Exercise aim
Each line that holds the word "Processing" is to be identified and copied.

[Rows from a dataset]
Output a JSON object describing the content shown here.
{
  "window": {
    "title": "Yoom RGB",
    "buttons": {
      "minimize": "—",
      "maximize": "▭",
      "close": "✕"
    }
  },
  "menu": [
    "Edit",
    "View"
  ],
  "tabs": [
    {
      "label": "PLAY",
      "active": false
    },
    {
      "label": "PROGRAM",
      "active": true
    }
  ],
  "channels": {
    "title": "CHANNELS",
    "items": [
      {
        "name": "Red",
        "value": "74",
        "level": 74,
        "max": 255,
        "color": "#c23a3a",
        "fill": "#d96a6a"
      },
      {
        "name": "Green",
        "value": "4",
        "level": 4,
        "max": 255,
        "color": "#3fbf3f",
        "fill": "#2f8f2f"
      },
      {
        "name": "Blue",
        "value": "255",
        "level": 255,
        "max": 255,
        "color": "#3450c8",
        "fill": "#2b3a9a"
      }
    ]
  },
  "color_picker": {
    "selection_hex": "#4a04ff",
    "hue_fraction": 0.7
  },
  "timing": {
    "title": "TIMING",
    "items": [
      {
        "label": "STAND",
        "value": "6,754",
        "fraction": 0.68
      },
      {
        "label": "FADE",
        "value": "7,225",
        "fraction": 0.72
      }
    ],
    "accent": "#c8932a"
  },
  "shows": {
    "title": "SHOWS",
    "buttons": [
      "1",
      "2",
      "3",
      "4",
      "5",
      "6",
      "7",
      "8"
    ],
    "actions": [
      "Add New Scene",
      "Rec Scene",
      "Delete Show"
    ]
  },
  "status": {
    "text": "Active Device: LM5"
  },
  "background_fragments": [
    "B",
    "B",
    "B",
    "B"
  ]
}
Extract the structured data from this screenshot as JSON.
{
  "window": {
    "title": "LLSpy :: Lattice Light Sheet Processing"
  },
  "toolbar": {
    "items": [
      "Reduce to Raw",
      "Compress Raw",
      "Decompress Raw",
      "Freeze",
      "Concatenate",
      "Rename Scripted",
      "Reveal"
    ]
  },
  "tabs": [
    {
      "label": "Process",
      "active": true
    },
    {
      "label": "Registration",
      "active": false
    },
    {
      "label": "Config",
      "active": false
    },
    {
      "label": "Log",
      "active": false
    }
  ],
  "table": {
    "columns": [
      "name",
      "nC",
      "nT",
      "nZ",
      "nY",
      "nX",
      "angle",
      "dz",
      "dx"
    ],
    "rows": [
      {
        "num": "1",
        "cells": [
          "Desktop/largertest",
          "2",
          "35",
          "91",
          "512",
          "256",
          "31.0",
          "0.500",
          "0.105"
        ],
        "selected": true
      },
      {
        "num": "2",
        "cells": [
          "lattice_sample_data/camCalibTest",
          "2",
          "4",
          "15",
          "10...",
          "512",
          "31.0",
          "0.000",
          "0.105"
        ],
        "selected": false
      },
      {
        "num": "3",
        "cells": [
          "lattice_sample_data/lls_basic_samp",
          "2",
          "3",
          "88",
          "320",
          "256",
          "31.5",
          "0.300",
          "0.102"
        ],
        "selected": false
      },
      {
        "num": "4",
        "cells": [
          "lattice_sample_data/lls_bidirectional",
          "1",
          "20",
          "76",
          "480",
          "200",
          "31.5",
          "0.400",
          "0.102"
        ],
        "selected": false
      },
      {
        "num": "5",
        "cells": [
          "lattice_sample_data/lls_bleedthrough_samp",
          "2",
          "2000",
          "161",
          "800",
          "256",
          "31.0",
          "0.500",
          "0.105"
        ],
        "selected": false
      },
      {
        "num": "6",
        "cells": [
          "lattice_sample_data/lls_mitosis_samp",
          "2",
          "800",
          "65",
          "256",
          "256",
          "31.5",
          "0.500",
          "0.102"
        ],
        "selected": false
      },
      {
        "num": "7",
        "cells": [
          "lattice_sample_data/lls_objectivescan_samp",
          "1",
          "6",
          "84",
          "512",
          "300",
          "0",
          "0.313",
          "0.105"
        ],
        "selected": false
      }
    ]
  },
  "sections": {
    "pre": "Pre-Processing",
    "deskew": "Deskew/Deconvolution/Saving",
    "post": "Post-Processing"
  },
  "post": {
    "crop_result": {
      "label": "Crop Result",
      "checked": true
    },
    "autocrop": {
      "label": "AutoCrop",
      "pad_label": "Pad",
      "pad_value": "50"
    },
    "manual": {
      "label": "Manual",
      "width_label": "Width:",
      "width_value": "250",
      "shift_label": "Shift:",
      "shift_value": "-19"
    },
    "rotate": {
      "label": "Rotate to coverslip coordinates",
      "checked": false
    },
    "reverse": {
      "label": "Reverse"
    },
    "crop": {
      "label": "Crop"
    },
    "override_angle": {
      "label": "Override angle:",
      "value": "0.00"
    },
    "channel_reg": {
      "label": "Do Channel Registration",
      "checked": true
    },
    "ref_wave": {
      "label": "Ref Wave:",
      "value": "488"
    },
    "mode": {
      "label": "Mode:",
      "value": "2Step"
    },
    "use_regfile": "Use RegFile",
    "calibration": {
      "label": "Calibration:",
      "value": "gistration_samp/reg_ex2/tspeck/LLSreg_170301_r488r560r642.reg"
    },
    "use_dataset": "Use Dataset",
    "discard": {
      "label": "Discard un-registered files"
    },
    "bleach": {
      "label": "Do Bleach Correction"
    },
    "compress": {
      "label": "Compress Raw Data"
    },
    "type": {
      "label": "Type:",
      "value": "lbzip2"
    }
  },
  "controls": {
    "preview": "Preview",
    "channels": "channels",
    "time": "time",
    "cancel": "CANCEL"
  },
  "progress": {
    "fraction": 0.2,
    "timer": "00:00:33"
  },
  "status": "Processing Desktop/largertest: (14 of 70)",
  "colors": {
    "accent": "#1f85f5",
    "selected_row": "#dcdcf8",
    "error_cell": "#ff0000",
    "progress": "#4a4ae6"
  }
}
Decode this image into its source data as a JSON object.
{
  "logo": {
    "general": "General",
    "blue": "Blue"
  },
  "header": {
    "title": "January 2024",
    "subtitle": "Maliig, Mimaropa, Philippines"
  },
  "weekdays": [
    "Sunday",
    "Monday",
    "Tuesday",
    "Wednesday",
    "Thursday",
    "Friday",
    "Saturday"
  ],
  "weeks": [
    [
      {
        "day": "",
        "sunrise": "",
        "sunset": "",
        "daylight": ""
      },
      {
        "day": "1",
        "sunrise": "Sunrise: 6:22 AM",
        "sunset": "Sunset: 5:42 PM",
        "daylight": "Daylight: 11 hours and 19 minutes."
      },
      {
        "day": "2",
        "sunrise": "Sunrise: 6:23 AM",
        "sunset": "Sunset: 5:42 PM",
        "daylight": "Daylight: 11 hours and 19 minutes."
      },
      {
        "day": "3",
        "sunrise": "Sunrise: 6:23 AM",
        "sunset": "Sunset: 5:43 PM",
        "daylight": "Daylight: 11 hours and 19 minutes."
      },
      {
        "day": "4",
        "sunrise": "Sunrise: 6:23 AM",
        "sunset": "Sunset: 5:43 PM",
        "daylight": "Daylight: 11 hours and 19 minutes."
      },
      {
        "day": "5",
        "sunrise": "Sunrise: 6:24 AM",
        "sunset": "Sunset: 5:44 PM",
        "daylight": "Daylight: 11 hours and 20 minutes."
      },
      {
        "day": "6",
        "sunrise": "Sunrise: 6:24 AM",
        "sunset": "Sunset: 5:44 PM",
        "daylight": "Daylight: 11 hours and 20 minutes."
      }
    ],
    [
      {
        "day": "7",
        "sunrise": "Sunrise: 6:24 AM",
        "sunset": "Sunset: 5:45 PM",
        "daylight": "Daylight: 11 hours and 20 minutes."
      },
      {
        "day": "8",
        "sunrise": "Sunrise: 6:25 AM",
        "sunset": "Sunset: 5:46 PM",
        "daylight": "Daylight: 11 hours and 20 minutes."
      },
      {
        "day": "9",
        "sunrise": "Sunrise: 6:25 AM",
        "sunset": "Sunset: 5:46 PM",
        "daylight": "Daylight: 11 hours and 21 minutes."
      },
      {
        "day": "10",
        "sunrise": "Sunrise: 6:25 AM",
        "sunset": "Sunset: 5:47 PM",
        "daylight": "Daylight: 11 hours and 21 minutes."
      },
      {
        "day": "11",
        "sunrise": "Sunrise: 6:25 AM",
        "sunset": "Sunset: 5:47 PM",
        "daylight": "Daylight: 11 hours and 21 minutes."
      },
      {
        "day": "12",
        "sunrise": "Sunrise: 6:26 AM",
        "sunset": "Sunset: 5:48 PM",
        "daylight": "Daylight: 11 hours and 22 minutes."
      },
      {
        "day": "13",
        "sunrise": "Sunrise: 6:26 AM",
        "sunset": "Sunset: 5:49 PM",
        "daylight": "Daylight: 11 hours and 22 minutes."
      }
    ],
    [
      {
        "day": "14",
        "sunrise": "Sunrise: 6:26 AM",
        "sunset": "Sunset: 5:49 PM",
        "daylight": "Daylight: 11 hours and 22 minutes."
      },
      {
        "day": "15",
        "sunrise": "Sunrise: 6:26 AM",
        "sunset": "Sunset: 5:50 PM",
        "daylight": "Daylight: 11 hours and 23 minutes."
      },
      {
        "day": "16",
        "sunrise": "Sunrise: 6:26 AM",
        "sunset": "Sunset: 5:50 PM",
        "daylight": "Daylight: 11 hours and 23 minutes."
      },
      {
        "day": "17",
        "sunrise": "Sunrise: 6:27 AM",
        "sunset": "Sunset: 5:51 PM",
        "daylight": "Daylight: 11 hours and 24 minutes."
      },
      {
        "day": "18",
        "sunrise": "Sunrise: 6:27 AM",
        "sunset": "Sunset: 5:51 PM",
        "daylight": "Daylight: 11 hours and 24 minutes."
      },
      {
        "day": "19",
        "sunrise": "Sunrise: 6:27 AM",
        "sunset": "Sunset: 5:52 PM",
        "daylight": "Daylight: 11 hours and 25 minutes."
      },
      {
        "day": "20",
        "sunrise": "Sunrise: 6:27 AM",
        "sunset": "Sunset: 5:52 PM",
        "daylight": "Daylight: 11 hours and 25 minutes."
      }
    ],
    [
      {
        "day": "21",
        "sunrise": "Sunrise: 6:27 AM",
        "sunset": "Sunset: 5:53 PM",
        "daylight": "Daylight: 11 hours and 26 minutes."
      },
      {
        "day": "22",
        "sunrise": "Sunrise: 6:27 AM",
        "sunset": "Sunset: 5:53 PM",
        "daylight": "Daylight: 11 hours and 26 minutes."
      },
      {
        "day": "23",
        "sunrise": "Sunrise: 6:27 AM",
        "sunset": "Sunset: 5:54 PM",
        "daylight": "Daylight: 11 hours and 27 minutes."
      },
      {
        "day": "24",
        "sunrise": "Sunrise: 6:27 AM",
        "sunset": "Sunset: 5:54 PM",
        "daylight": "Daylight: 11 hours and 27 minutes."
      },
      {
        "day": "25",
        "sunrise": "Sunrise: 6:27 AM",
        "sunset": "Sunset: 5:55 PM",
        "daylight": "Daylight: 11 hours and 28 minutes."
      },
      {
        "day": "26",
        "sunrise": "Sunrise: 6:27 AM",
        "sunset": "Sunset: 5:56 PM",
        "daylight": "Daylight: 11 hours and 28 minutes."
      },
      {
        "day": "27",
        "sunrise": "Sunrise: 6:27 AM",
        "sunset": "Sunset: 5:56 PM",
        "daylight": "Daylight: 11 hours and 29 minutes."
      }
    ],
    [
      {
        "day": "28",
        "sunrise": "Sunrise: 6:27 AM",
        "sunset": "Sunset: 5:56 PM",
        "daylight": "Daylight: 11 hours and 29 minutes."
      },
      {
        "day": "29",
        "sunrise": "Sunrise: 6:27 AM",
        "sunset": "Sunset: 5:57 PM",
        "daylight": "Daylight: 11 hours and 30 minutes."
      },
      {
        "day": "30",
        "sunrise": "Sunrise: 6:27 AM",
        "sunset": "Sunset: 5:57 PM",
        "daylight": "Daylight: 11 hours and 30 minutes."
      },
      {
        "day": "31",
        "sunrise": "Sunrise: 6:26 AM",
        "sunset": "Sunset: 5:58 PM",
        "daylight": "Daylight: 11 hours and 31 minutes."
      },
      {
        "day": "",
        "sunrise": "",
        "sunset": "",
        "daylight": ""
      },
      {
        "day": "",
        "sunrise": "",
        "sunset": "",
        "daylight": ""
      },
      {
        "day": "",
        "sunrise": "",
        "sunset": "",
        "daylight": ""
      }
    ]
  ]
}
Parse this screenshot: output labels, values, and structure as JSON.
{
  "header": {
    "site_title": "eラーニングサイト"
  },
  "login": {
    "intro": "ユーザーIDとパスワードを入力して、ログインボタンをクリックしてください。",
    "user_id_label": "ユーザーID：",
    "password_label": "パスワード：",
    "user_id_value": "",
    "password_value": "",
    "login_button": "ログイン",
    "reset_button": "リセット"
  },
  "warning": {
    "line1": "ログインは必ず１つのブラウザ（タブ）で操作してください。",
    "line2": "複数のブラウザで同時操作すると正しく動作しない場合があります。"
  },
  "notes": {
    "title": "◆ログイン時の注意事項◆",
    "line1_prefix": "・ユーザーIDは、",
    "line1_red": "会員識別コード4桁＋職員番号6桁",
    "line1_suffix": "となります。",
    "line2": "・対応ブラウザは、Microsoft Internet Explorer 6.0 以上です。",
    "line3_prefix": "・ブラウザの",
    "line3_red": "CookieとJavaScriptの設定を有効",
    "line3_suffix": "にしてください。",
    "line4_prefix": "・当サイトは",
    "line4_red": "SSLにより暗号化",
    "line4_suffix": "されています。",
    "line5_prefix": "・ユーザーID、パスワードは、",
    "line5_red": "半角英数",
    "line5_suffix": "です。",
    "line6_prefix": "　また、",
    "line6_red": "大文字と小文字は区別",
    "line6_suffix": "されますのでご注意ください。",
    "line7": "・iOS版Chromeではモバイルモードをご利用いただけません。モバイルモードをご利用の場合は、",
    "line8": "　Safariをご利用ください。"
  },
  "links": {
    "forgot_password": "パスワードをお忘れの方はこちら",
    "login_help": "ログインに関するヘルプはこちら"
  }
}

Exercise result
    "title": "LLSpy :: Lattice Light Sheet Processing"
    "pre": "Pre-Processing",
    "post": "Post-Processing"
  "status": "Processing Desktop/largertest: (14 of 70)",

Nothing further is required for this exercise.